* [Required work]: Lines that hold the string "name" are to be counted; give only their number.
────
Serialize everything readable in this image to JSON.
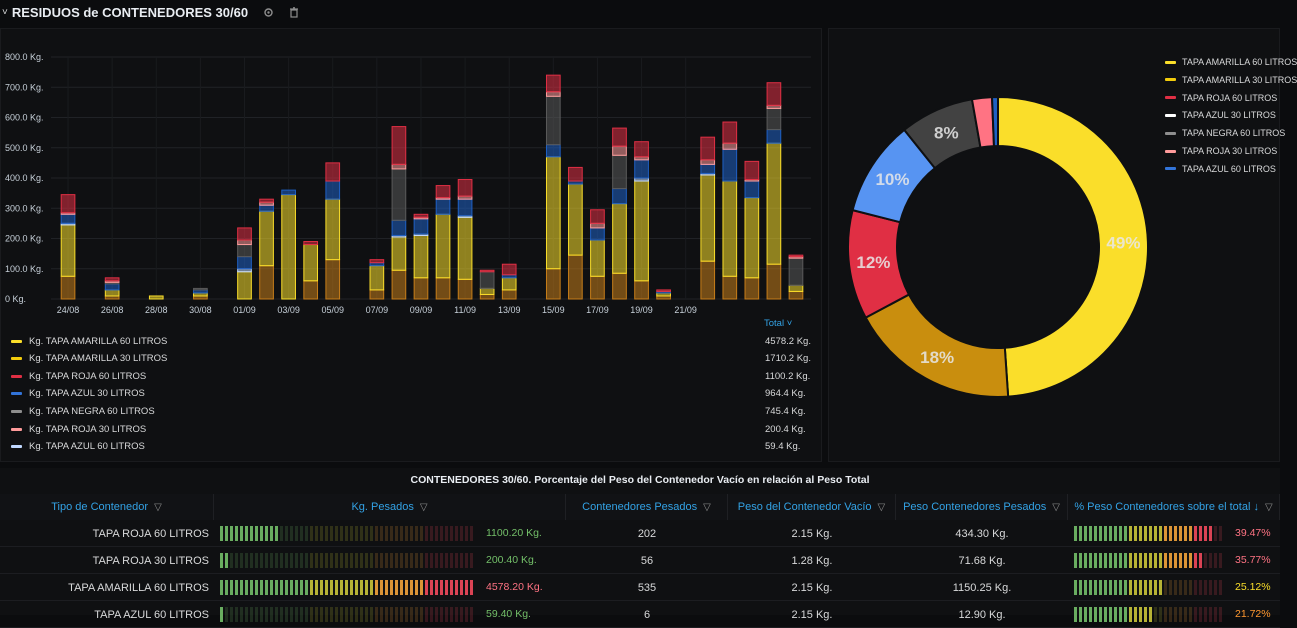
{
  "header": {
    "title": "RESIDUOS de CONTENEDORES 30/60",
    "settings_icon": "gear-icon",
    "delete_icon": "trash-icon"
  },
  "bar_chart": {
    "total_label": "Total ˅"
  },
  "chart_data": [
    {
      "type": "bar",
      "stacked": true,
      "x_tick_labels": [
        "24/08",
        "26/08",
        "28/08",
        "30/08",
        "01/09",
        "03/09",
        "05/09",
        "07/09",
        "09/09",
        "11/09",
        "13/09",
        "15/09",
        "17/09",
        "19/09",
        "21/09"
      ],
      "y_tick_labels": [
        "0 Kg.",
        "100.0 Kg.",
        "200.0 Kg.",
        "300.0 Kg.",
        "400.0 Kg.",
        "500.0 Kg.",
        "600.0 Kg.",
        "700.0 Kg.",
        "800.0 Kg."
      ],
      "ylim": [
        0,
        800
      ],
      "grid": true,
      "series_order": [
        "TAPA AMARILLA 30 LITROS",
        "TAPA AMARILLA 60 LITROS",
        "TAPA AZUL 60 LITROS",
        "TAPA AZUL 30 LITROS",
        "TAPA NEGRA 60 LITROS",
        "TAPA ROJA 30 LITROS",
        "TAPA ROJA 60 LITROS"
      ],
      "series_colors": [
        "#c67d19",
        "#fade2a",
        "#c0d8ff",
        "#1f60c4",
        "#5a5a5a",
        "#ff9b9b",
        "#e02f44"
      ],
      "bars": [
        {
          "offset": 0,
          "values": [
            75,
            170,
            5,
            30,
            0,
            5,
            60
          ]
        },
        {
          "offset": 2,
          "values": [
            10,
            20,
            0,
            20,
            5,
            5,
            10
          ]
        },
        {
          "offset": 4,
          "values": [
            0,
            10,
            0,
            0,
            0,
            0,
            0
          ]
        },
        {
          "offset": 6,
          "values": [
            10,
            10,
            0,
            10,
            5,
            0,
            0
          ]
        },
        {
          "offset": 8,
          "values": [
            0,
            90,
            10,
            40,
            40,
            15,
            40
          ]
        },
        {
          "offset": 9,
          "values": [
            110,
            180,
            0,
            20,
            0,
            10,
            10
          ]
        },
        {
          "offset": 10,
          "values": [
            0,
            345,
            0,
            15,
            0,
            0,
            0
          ]
        },
        {
          "offset": 11,
          "values": [
            60,
            120,
            0,
            0,
            0,
            0,
            10
          ]
        },
        {
          "offset": 12,
          "values": [
            130,
            200,
            0,
            60,
            0,
            0,
            60
          ]
        },
        {
          "offset": 14,
          "values": [
            30,
            80,
            0,
            10,
            0,
            0,
            10
          ]
        },
        {
          "offset": 15,
          "values": [
            95,
            110,
            5,
            50,
            170,
            15,
            125
          ]
        },
        {
          "offset": 16,
          "values": [
            70,
            140,
            5,
            50,
            0,
            5,
            10
          ]
        },
        {
          "offset": 17,
          "values": [
            70,
            210,
            0,
            50,
            0,
            5,
            40
          ]
        },
        {
          "offset": 18,
          "values": [
            65,
            205,
            5,
            55,
            0,
            10,
            55
          ]
        },
        {
          "offset": 19,
          "values": [
            15,
            20,
            0,
            0,
            55,
            0,
            5
          ]
        },
        {
          "offset": 20,
          "values": [
            30,
            40,
            0,
            10,
            0,
            0,
            35
          ]
        },
        {
          "offset": 22,
          "values": [
            100,
            370,
            0,
            40,
            160,
            15,
            55
          ]
        },
        {
          "offset": 23,
          "values": [
            145,
            235,
            0,
            10,
            0,
            0,
            45
          ]
        },
        {
          "offset": 24,
          "values": [
            75,
            120,
            0,
            40,
            0,
            15,
            45
          ]
        },
        {
          "offset": 25,
          "values": [
            85,
            230,
            0,
            50,
            110,
            30,
            60
          ]
        },
        {
          "offset": 26,
          "values": [
            60,
            330,
            10,
            60,
            0,
            10,
            50
          ]
        },
        {
          "offset": 27,
          "values": [
            10,
            10,
            0,
            5,
            0,
            0,
            5
          ]
        },
        {
          "offset": 29,
          "values": [
            125,
            285,
            5,
            30,
            0,
            15,
            75
          ]
        },
        {
          "offset": 30,
          "values": [
            75,
            315,
            0,
            105,
            0,
            20,
            70
          ]
        },
        {
          "offset": 31,
          "values": [
            70,
            265,
            0,
            55,
            0,
            5,
            60
          ]
        },
        {
          "offset": 32,
          "values": [
            115,
            400,
            0,
            45,
            70,
            10,
            75
          ]
        },
        {
          "offset": 33,
          "values": [
            25,
            20,
            0,
            0,
            90,
            5,
            5
          ]
        }
      ]
    },
    {
      "type": "pie",
      "donut": true,
      "slice_labels": [
        "49%",
        "18%",
        "12%",
        "10%",
        "8%"
      ],
      "slices": [
        {
          "name": "TAPA AMARILLA 60 LITROS",
          "value": 4578.2,
          "color": "#fade2a"
        },
        {
          "name": "TAPA AMARILLA 30 LITROS",
          "value": 1710.2,
          "color": "#c98e0e"
        },
        {
          "name": "TAPA ROJA 60 LITROS",
          "value": 1100.2,
          "color": "#e02f44"
        },
        {
          "name": "TAPA AZUL 30 LITROS",
          "value": 964.4,
          "color": "#5794f2"
        },
        {
          "name": "TAPA NEGRA 60 LITROS",
          "value": 745.4,
          "color": "#424242"
        },
        {
          "name": "TAPA ROJA 30 LITROS",
          "value": 200.4,
          "color": "#ff7383"
        },
        {
          "name": "TAPA AZUL 60 LITROS",
          "value": 59.4,
          "color": "#1f60c4"
        }
      ]
    }
  ],
  "bar_legend": [
    {
      "label": "Kg. TAPA AMARILLA 60 LITROS",
      "total": "4578.2 Kg.",
      "color": "#fade2a"
    },
    {
      "label": "Kg. TAPA AMARILLA 30 LITROS",
      "total": "1710.2 Kg.",
      "color": "#f2cc0c"
    },
    {
      "label": "Kg. TAPA ROJA 60 LITROS",
      "total": "1100.2 Kg.",
      "color": "#e02f44"
    },
    {
      "label": "Kg. TAPA AZUL 30 LITROS",
      "total": "964.4 Kg.",
      "color": "#3274d9"
    },
    {
      "label": "Kg. TAPA NEGRA 60 LITROS",
      "total": "745.4 Kg.",
      "color": "#8e8e8e"
    },
    {
      "label": "Kg. TAPA ROJA 30 LITROS",
      "total": "200.4 Kg.",
      "color": "#ff9b9b"
    },
    {
      "label": "Kg. TAPA AZUL 60 LITROS",
      "total": "59.4 Kg.",
      "color": "#c0d8ff"
    }
  ],
  "pie_legend": [
    {
      "label": "TAPA AMARILLA 60 LITROS",
      "color": "#fade2a"
    },
    {
      "label": "TAPA AMARILLA 30 LITROS",
      "color": "#f2cc0c"
    },
    {
      "label": "TAPA ROJA 60 LITROS",
      "color": "#e02f44"
    },
    {
      "label": "TAPA AZUL 30 LITROS",
      "color": "#ffffff"
    },
    {
      "label": "TAPA NEGRA 60 LITROS",
      "color": "#8e8e8e"
    },
    {
      "label": "TAPA ROJA 30 LITROS",
      "color": "#ff9b9b"
    },
    {
      "label": "TAPA AZUL 60 LITROS",
      "color": "#3274d9"
    }
  ],
  "table": {
    "title": "CONTENEDORES 30/60. Porcentaje del Peso del Contenedor Vacío en relación al Peso Total",
    "columns": [
      "Tipo de Contenedor",
      "Kg. Pesados",
      "Contenedores Pesados",
      "Peso del Contenedor Vacío",
      "Peso Contenedores Pesados",
      "% Peso Contenedores sobre el total ↓"
    ],
    "rows": [
      {
        "tipo": "TAPA ROJA 60 LITROS",
        "kg": "1100.20 Kg.",
        "kg_fraction": 0.24,
        "kg_color": "#73bf69",
        "pesados": "202",
        "vacio": "2.15 Kg.",
        "peso_pesados": "434.30 Kg.",
        "pct": "39.47%",
        "pct_fraction": 0.394,
        "pct_color": "#ff7383"
      },
      {
        "tipo": "TAPA ROJA 30 LITROS",
        "kg": "200.40 Kg.",
        "kg_fraction": 0.044,
        "kg_color": "#73bf69",
        "pesados": "56",
        "vacio": "1.28 Kg.",
        "peso_pesados": "71.68 Kg.",
        "pct": "35.77%",
        "pct_fraction": 0.358,
        "pct_color": "#ff7383"
      },
      {
        "tipo": "TAPA AMARILLA 60 LITROS",
        "kg": "4578.20 Kg.",
        "kg_fraction": 1.0,
        "kg_color": "#ff7383",
        "pesados": "535",
        "vacio": "2.15 Kg.",
        "peso_pesados": "1150.25 Kg.",
        "pct": "25.12%",
        "pct_fraction": 0.251,
        "pct_color": "#fade2a"
      },
      {
        "tipo": "TAPA AZUL 60 LITROS",
        "kg": "59.40 Kg.",
        "kg_fraction": 0.013,
        "kg_color": "#73bf69",
        "pesados": "6",
        "vacio": "2.15 Kg.",
        "peso_pesados": "12.90 Kg.",
        "pct": "21.72%",
        "pct_fraction": 0.217,
        "pct_color": "#ff9830"
      }
    ]
  }
}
────
* [Exercise output]: 7